Set task » Identify, in the records below, every line where the string "name" appears, and copy each such line.

Material for this task »

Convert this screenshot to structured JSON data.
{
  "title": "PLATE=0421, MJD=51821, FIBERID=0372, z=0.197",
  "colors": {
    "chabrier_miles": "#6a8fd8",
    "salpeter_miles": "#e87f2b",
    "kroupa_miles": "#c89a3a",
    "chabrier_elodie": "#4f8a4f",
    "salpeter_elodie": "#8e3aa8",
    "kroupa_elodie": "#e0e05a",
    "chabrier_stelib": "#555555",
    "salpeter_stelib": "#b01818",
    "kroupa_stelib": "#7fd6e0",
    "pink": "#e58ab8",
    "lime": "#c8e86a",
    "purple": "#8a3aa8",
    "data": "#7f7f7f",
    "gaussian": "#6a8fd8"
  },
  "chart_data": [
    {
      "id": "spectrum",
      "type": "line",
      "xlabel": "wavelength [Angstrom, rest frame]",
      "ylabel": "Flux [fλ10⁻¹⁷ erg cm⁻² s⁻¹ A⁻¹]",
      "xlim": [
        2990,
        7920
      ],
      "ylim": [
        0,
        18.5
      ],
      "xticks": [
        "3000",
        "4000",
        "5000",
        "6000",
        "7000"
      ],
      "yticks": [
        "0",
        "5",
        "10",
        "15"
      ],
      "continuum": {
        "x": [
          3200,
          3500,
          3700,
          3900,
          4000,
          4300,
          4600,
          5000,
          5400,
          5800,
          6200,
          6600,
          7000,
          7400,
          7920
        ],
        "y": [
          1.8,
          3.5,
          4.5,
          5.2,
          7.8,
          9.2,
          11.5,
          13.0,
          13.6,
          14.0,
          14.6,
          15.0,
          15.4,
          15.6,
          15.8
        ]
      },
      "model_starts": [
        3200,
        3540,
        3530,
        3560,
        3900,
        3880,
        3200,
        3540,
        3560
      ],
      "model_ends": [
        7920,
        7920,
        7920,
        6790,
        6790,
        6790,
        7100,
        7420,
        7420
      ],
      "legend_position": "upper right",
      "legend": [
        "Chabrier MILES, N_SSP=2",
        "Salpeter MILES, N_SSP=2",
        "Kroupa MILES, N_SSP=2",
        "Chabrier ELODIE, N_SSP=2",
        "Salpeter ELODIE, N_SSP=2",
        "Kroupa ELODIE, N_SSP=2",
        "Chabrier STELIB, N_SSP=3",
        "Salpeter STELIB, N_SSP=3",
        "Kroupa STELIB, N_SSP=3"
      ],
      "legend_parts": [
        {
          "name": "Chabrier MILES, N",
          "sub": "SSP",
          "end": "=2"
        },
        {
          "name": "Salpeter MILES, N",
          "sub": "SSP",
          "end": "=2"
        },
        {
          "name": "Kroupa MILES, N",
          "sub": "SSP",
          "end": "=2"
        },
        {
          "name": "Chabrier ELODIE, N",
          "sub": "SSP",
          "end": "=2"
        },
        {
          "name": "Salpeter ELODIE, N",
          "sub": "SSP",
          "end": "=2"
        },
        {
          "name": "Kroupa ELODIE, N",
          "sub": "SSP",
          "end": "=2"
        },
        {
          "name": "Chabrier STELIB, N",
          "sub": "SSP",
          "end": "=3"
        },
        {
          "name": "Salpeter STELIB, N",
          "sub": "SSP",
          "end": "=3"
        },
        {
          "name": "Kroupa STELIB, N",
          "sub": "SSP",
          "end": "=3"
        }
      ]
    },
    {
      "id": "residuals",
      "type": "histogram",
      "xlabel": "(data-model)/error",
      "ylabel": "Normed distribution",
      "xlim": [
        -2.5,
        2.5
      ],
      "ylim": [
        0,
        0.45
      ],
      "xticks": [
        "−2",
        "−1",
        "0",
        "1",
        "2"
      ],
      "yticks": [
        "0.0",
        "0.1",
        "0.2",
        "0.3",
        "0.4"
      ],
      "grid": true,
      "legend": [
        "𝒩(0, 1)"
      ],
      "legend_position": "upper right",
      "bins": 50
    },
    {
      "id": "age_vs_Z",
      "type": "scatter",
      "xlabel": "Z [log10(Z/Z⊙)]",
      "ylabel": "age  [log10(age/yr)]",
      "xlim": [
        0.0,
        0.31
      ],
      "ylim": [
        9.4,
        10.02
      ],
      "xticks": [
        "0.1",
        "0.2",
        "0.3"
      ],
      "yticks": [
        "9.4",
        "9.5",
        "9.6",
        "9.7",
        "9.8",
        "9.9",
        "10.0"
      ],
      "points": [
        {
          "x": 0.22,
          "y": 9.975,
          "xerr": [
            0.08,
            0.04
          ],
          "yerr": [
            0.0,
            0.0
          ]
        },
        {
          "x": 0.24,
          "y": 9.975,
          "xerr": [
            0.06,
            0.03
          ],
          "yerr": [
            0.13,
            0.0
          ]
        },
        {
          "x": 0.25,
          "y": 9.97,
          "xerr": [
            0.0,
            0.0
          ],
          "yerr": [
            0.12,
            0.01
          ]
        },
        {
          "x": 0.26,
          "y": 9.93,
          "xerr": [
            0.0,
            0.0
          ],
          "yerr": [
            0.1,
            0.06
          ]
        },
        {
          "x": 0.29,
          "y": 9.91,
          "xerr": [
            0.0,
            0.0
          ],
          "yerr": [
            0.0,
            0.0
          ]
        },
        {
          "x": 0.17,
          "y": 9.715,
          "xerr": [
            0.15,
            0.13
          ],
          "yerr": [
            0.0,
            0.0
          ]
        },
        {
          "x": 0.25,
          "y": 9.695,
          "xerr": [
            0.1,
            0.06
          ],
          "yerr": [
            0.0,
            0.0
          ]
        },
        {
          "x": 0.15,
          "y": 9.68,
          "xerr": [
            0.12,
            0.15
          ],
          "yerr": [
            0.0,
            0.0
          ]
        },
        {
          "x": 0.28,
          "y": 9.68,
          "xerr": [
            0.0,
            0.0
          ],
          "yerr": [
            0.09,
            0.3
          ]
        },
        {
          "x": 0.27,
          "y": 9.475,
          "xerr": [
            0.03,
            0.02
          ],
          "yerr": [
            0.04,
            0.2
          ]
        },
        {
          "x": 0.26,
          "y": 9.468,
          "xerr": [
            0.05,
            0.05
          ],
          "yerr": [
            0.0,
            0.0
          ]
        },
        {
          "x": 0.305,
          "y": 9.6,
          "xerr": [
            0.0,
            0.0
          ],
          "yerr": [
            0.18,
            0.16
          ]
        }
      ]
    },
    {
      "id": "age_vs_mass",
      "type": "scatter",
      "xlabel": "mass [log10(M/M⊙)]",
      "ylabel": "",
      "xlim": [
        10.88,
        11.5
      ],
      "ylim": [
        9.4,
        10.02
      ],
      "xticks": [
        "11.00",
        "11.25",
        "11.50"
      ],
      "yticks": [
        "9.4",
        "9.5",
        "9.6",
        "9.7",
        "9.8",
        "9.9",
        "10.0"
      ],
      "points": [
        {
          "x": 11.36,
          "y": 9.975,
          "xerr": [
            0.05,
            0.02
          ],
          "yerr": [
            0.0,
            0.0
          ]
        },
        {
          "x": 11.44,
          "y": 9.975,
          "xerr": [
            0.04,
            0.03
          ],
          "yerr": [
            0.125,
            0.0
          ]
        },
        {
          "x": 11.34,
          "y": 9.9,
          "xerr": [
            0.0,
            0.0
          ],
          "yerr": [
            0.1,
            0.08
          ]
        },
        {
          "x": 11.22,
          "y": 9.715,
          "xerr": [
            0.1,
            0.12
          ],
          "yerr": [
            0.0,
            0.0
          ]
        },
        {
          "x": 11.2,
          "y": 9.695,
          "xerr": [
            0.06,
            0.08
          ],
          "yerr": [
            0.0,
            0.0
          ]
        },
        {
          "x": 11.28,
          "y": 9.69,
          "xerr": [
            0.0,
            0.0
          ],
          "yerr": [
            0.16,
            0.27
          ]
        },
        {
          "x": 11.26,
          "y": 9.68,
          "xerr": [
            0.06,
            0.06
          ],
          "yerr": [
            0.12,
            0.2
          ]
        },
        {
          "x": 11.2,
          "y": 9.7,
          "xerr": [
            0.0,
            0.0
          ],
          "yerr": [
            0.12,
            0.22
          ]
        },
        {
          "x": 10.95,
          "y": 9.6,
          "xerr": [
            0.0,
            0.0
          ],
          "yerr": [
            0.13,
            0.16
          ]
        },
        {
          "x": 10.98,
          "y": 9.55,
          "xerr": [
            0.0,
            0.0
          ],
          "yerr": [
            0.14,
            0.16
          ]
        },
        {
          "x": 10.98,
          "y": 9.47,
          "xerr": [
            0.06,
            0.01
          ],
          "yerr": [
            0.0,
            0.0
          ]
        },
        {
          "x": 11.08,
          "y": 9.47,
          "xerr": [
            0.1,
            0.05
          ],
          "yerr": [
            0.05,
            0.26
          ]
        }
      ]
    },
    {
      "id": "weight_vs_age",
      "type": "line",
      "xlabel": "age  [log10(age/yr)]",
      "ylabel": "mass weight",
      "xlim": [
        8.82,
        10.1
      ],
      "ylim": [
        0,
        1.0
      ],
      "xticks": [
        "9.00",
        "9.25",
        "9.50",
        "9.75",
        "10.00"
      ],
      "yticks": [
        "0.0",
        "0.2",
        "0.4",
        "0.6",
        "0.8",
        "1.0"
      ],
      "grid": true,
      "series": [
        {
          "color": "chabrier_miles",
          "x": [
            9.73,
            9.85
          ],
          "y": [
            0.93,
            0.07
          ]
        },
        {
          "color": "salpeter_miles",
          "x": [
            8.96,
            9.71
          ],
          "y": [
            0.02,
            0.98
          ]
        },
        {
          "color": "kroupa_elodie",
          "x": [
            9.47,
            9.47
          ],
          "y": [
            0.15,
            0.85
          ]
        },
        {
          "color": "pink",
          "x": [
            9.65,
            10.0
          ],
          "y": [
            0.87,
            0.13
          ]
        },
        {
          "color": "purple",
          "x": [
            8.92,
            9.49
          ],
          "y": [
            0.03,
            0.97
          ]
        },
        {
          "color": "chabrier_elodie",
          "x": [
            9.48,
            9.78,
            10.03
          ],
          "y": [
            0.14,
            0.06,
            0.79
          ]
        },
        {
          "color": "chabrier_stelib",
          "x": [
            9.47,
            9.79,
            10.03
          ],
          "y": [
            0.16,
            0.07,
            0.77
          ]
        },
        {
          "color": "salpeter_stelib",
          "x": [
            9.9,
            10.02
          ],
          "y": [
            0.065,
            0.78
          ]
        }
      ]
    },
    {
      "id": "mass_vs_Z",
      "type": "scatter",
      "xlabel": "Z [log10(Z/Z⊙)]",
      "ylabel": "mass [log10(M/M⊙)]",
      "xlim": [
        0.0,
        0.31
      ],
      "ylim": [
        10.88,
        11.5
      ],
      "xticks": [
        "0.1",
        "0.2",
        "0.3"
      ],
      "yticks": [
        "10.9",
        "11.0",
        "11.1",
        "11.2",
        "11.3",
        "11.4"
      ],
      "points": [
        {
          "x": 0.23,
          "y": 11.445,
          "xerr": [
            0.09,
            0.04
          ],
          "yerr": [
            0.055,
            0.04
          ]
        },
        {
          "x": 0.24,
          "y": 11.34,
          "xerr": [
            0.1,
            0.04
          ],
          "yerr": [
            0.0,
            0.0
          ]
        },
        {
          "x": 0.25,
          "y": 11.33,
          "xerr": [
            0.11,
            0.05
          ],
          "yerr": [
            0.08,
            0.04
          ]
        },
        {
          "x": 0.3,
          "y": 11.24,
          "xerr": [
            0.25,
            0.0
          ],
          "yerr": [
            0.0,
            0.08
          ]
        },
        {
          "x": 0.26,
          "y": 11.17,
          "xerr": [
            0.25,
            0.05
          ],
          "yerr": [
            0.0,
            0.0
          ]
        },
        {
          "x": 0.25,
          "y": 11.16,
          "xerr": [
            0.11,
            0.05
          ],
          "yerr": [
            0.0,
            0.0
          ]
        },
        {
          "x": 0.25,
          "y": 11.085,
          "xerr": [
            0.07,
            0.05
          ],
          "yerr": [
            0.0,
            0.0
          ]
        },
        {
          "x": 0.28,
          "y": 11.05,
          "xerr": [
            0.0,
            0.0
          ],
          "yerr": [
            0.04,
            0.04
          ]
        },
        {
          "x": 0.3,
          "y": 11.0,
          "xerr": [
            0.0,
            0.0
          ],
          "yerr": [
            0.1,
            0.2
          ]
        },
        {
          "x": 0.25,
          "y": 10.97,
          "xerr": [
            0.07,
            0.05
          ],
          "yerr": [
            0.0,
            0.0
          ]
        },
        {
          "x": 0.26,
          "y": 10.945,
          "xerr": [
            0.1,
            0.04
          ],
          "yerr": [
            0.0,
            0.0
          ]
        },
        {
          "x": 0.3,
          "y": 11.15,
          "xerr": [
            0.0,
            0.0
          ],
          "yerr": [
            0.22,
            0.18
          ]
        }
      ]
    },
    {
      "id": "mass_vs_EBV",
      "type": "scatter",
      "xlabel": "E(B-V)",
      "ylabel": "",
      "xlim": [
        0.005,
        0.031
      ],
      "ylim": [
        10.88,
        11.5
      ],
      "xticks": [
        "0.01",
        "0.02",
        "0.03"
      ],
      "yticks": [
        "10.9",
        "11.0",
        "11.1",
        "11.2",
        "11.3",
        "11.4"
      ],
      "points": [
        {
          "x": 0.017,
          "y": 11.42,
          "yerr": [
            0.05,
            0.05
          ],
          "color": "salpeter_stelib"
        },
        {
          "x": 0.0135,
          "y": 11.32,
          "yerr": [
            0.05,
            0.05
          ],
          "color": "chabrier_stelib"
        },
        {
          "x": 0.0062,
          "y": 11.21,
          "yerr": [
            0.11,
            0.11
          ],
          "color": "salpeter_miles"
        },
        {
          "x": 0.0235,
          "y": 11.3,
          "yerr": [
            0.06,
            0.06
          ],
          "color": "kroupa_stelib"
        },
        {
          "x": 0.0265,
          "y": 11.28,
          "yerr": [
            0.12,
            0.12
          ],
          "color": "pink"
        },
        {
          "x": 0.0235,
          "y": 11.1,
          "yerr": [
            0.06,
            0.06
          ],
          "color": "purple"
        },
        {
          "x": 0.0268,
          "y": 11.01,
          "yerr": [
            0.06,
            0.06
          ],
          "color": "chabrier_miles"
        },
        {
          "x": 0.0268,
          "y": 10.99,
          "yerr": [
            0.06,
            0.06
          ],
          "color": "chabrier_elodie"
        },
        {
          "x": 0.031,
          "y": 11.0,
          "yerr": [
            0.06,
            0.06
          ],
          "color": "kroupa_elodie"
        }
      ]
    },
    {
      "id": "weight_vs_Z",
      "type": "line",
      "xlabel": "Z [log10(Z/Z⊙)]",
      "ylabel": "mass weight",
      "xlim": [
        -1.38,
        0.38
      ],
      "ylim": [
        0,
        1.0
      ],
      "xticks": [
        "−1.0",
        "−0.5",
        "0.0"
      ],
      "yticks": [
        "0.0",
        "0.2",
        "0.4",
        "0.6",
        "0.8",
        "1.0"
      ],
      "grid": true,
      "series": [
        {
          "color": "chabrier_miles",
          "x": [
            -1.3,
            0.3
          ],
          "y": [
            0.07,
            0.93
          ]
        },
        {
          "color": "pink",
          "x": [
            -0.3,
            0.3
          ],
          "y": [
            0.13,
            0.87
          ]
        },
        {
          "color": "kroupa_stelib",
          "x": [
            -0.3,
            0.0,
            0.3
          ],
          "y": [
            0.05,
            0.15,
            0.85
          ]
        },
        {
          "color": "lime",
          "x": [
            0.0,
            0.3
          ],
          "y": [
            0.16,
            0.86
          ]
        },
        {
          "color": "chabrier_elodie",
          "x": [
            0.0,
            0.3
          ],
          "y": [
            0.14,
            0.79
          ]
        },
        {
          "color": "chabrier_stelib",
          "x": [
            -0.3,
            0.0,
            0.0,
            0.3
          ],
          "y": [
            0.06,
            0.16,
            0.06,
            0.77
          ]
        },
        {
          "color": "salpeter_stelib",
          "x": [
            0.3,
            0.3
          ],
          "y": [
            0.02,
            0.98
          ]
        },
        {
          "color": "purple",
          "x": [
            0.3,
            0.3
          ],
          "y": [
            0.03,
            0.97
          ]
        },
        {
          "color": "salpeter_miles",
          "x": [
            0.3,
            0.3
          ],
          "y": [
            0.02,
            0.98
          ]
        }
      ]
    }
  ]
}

Output below »
          "name": "Chabrier MILES, N",
          "name": "Salpeter MILES, N",
          "name": "Kroupa MILES, N",
          "name": "Chabrier ELODIE, N",
          "name": "Salpeter ELODIE, N",
          "name": "Kroupa ELODIE, N",
          "name": "Chabrier STELIB, N",
          "name": "Salpeter STELIB, N",
          "name": "Kroupa STELIB, N",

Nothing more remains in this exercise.